AIM -
Please transcribe the listing below in full and word for word, without its pictures.
————
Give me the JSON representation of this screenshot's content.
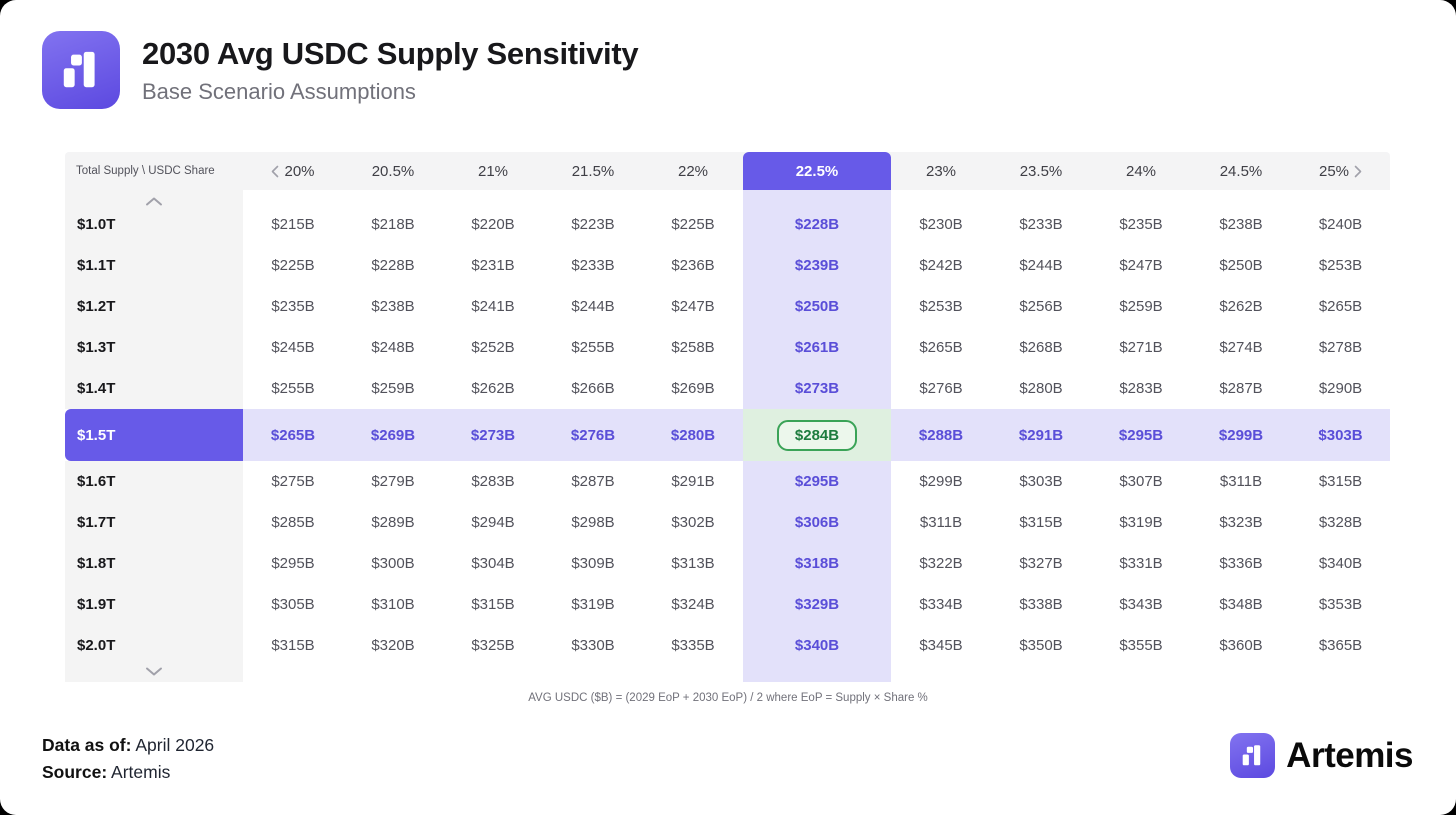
{
  "header": {
    "title": "2030 Avg USDC Supply Sensitivity",
    "subtitle": "Base Scenario Assumptions",
    "logo_icon": "artemis-logo"
  },
  "table": {
    "corner_label": "Total Supply \\ USDC Share",
    "columns": [
      "20%",
      "20.5%",
      "21%",
      "21.5%",
      "22%",
      "22.5%",
      "23%",
      "23.5%",
      "24%",
      "24.5%",
      "25%"
    ],
    "highlighted_column": "22.5%",
    "highlighted_row": "$1.5T",
    "selected_cell": {
      "row": "$1.5T",
      "column": "22.5%",
      "value": "$284B"
    },
    "scroll_icons": [
      "chevron-left-icon",
      "chevron-right-icon",
      "chevron-up-icon",
      "chevron-down-icon"
    ],
    "rows": [
      {
        "label": "$1.0T",
        "values": [
          "$215B",
          "$218B",
          "$220B",
          "$223B",
          "$225B",
          "$228B",
          "$230B",
          "$233B",
          "$235B",
          "$238B",
          "$240B"
        ]
      },
      {
        "label": "$1.1T",
        "values": [
          "$225B",
          "$228B",
          "$231B",
          "$233B",
          "$236B",
          "$239B",
          "$242B",
          "$244B",
          "$247B",
          "$250B",
          "$253B"
        ]
      },
      {
        "label": "$1.2T",
        "values": [
          "$235B",
          "$238B",
          "$241B",
          "$244B",
          "$247B",
          "$250B",
          "$253B",
          "$256B",
          "$259B",
          "$262B",
          "$265B"
        ]
      },
      {
        "label": "$1.3T",
        "values": [
          "$245B",
          "$248B",
          "$252B",
          "$255B",
          "$258B",
          "$261B",
          "$265B",
          "$268B",
          "$271B",
          "$274B",
          "$278B"
        ]
      },
      {
        "label": "$1.4T",
        "values": [
          "$255B",
          "$259B",
          "$262B",
          "$266B",
          "$269B",
          "$273B",
          "$276B",
          "$280B",
          "$283B",
          "$287B",
          "$290B"
        ]
      },
      {
        "label": "$1.5T",
        "values": [
          "$265B",
          "$269B",
          "$273B",
          "$276B",
          "$280B",
          "$284B",
          "$288B",
          "$291B",
          "$295B",
          "$299B",
          "$303B"
        ]
      },
      {
        "label": "$1.6T",
        "values": [
          "$275B",
          "$279B",
          "$283B",
          "$287B",
          "$291B",
          "$295B",
          "$299B",
          "$303B",
          "$307B",
          "$311B",
          "$315B"
        ]
      },
      {
        "label": "$1.7T",
        "values": [
          "$285B",
          "$289B",
          "$294B",
          "$298B",
          "$302B",
          "$306B",
          "$311B",
          "$315B",
          "$319B",
          "$323B",
          "$328B"
        ]
      },
      {
        "label": "$1.8T",
        "values": [
          "$295B",
          "$300B",
          "$304B",
          "$309B",
          "$313B",
          "$318B",
          "$322B",
          "$327B",
          "$331B",
          "$336B",
          "$340B"
        ]
      },
      {
        "label": "$1.9T",
        "values": [
          "$305B",
          "$310B",
          "$315B",
          "$319B",
          "$324B",
          "$329B",
          "$334B",
          "$338B",
          "$343B",
          "$348B",
          "$353B"
        ]
      },
      {
        "label": "$2.0T",
        "values": [
          "$315B",
          "$320B",
          "$325B",
          "$330B",
          "$335B",
          "$340B",
          "$345B",
          "$350B",
          "$355B",
          "$360B",
          "$365B"
        ]
      }
    ]
  },
  "footnote": "AVG USDC ($B) = (2029 EoP + 2030 EoP) / 2 where EoP = Supply × Share %",
  "footer": {
    "data_as_of_label": "Data as of:",
    "data_as_of_value": " April 2026",
    "source_label": "Source:",
    "source_value": " Artemis",
    "brand_name": "Artemis",
    "brand_icon": "artemis-logo"
  },
  "colors": {
    "accent": "#675ae8",
    "accent_soft": "#e3e1fa",
    "accent_text": "#5a4ed8",
    "selected_bg": "#dff0e0",
    "selected_pill_bg": "#ecf7ec",
    "selected_border": "#3aa357",
    "selected_text": "#1d7c3e",
    "header_row_bg": "#f4f4f5",
    "label_col_bg": "#f4f4f4"
  },
  "chart_data": {
    "type": "table",
    "title": "2030 Avg USDC Supply Sensitivity",
    "subtitle": "Base Scenario Assumptions",
    "xlabel": "USDC Share %",
    "ylabel": "Total Supply",
    "unit": "USD billions",
    "columns_pct": [
      20,
      20.5,
      21,
      21.5,
      22,
      22.5,
      23,
      23.5,
      24,
      24.5,
      25
    ],
    "rows_supply_trillions": [
      1.0,
      1.1,
      1.2,
      1.3,
      1.4,
      1.5,
      1.6,
      1.7,
      1.8,
      1.9,
      2.0
    ],
    "values_billions": [
      [
        215,
        218,
        220,
        223,
        225,
        228,
        230,
        233,
        235,
        238,
        240
      ],
      [
        225,
        228,
        231,
        233,
        236,
        239,
        242,
        244,
        247,
        250,
        253
      ],
      [
        235,
        238,
        241,
        244,
        247,
        250,
        253,
        256,
        259,
        262,
        265
      ],
      [
        245,
        248,
        252,
        255,
        258,
        261,
        265,
        268,
        271,
        274,
        278
      ],
      [
        255,
        259,
        262,
        266,
        269,
        273,
        276,
        280,
        283,
        287,
        290
      ],
      [
        265,
        269,
        273,
        276,
        280,
        284,
        288,
        291,
        295,
        299,
        303
      ],
      [
        275,
        279,
        283,
        287,
        291,
        295,
        299,
        303,
        307,
        311,
        315
      ],
      [
        285,
        289,
        294,
        298,
        302,
        306,
        311,
        315,
        319,
        323,
        328
      ],
      [
        295,
        300,
        304,
        309,
        313,
        318,
        322,
        327,
        331,
        336,
        340
      ],
      [
        305,
        310,
        315,
        319,
        324,
        329,
        334,
        338,
        343,
        348,
        353
      ],
      [
        315,
        320,
        325,
        330,
        335,
        340,
        345,
        350,
        355,
        360,
        365
      ]
    ],
    "highlighted_column_pct": 22.5,
    "highlighted_row_trillions": 1.5,
    "selected_value_billions": 284,
    "footnote": "AVG USDC ($B) = (2029 EoP + 2030 EoP) / 2 where EoP = Supply × Share %"
  }
}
————
COMPLETED EXERCISE -
Give me the JSON representation of this screenshot's content.
{
  "header": {
    "title": "2030 Avg USDC Supply Sensitivity",
    "subtitle": "Base Scenario Assumptions",
    "logo_icon": "artemis-logo"
  },
  "table": {
    "corner_label": "Total Supply \\ USDC Share",
    "columns": [
      "20%",
      "20.5%",
      "21%",
      "21.5%",
      "22%",
      "22.5%",
      "23%",
      "23.5%",
      "24%",
      "24.5%",
      "25%"
    ],
    "highlighted_column": "22.5%",
    "highlighted_row": "$1.5T",
    "selected_cell": {
      "row": "$1.5T",
      "column": "22.5%",
      "value": "$284B"
    },
    "scroll_icons": [
      "chevron-left-icon",
      "chevron-right-icon",
      "chevron-up-icon",
      "chevron-down-icon"
    ],
    "rows": [
      {
        "label": "$1.0T",
        "values": [
          "$215B",
          "$218B",
          "$220B",
          "$223B",
          "$225B",
          "$228B",
          "$230B",
          "$233B",
          "$235B",
          "$238B",
          "$240B"
        ]
      },
      {
        "label": "$1.1T",
        "values": [
          "$225B",
          "$228B",
          "$231B",
          "$233B",
          "$236B",
          "$239B",
          "$242B",
          "$244B",
          "$247B",
          "$250B",
          "$253B"
        ]
      },
      {
        "label": "$1.2T",
        "values": [
          "$235B",
          "$238B",
          "$241B",
          "$244B",
          "$247B",
          "$250B",
          "$253B",
          "$256B",
          "$259B",
          "$262B",
          "$265B"
        ]
      },
      {
        "label": "$1.3T",
        "values": [
          "$245B",
          "$248B",
          "$252B",
          "$255B",
          "$258B",
          "$261B",
          "$265B",
          "$268B",
          "$271B",
          "$274B",
          "$278B"
        ]
      },
      {
        "label": "$1.4T",
        "values": [
          "$255B",
          "$259B",
          "$262B",
          "$266B",
          "$269B",
          "$273B",
          "$276B",
          "$280B",
          "$283B",
          "$287B",
          "$290B"
        ]
      },
      {
        "label": "$1.5T",
        "values": [
          "$265B",
          "$269B",
          "$273B",
          "$276B",
          "$280B",
          "$284B",
          "$288B",
          "$291B",
          "$295B",
          "$299B",
          "$303B"
        ]
      },
      {
        "label": "$1.6T",
        "values": [
          "$275B",
          "$279B",
          "$283B",
          "$287B",
          "$291B",
          "$295B",
          "$299B",
          "$303B",
          "$307B",
          "$311B",
          "$315B"
        ]
      },
      {
        "label": "$1.7T",
        "values": [
          "$285B",
          "$289B",
          "$294B",
          "$298B",
          "$302B",
          "$306B",
          "$311B",
          "$315B",
          "$319B",
          "$323B",
          "$328B"
        ]
      },
      {
        "label": "$1.8T",
        "values": [
          "$295B",
          "$300B",
          "$304B",
          "$309B",
          "$313B",
          "$318B",
          "$322B",
          "$327B",
          "$331B",
          "$336B",
          "$340B"
        ]
      },
      {
        "label": "$1.9T",
        "values": [
          "$305B",
          "$310B",
          "$315B",
          "$319B",
          "$324B",
          "$329B",
          "$334B",
          "$338B",
          "$343B",
          "$348B",
          "$353B"
        ]
      },
      {
        "label": "$2.0T",
        "values": [
          "$315B",
          "$320B",
          "$325B",
          "$330B",
          "$335B",
          "$340B",
          "$345B",
          "$350B",
          "$355B",
          "$360B",
          "$365B"
        ]
      }
    ]
  },
  "footnote": "AVG USDC ($B) = (2029 EoP + 2030 EoP) / 2 where EoP = Supply × Share %",
  "footer": {
    "data_as_of_label": "Data as of:",
    "data_as_of_value": " April 2026",
    "source_label": "Source:",
    "source_value": " Artemis",
    "brand_name": "Artemis",
    "brand_icon": "artemis-logo"
  },
  "colors": {
    "accent": "#675ae8",
    "accent_soft": "#e3e1fa",
    "accent_text": "#5a4ed8",
    "selected_bg": "#dff0e0",
    "selected_pill_bg": "#ecf7ec",
    "selected_border": "#3aa357",
    "selected_text": "#1d7c3e",
    "header_row_bg": "#f4f4f5",
    "label_col_bg": "#f4f4f4"
  },
  "chart_data": {
    "type": "table",
    "title": "2030 Avg USDC Supply Sensitivity",
    "subtitle": "Base Scenario Assumptions",
    "xlabel": "USDC Share %",
    "ylabel": "Total Supply",
    "unit": "USD billions",
    "columns_pct": [
      20,
      20.5,
      21,
      21.5,
      22,
      22.5,
      23,
      23.5,
      24,
      24.5,
      25
    ],
    "rows_supply_trillions": [
      1.0,
      1.1,
      1.2,
      1.3,
      1.4,
      1.5,
      1.6,
      1.7,
      1.8,
      1.9,
      2.0
    ],
    "values_billions": [
      [
        215,
        218,
        220,
        223,
        225,
        228,
        230,
        233,
        235,
        238,
        240
      ],
      [
        225,
        228,
        231,
        233,
        236,
        239,
        242,
        244,
        247,
        250,
        253
      ],
      [
        235,
        238,
        241,
        244,
        247,
        250,
        253,
        256,
        259,
        262,
        265
      ],
      [
        245,
        248,
        252,
        255,
        258,
        261,
        265,
        268,
        271,
        274,
        278
      ],
      [
        255,
        259,
        262,
        266,
        269,
        273,
        276,
        280,
        283,
        287,
        290
      ],
      [
        265,
        269,
        273,
        276,
        280,
        284,
        288,
        291,
        295,
        299,
        303
      ],
      [
        275,
        279,
        283,
        287,
        291,
        295,
        299,
        303,
        307,
        311,
        315
      ],
      [
        285,
        289,
        294,
        298,
        302,
        306,
        311,
        315,
        319,
        323,
        328
      ],
      [
        295,
        300,
        304,
        309,
        313,
        318,
        322,
        327,
        331,
        336,
        340
      ],
      [
        305,
        310,
        315,
        319,
        324,
        329,
        334,
        338,
        343,
        348,
        353
      ],
      [
        315,
        320,
        325,
        330,
        335,
        340,
        345,
        350,
        355,
        360,
        365
      ]
    ],
    "highlighted_column_pct": 22.5,
    "highlighted_row_trillions": 1.5,
    "selected_value_billions": 284,
    "footnote": "AVG USDC ($B) = (2029 EoP + 2030 EoP) / 2 where EoP = Supply × Share %"
  }
}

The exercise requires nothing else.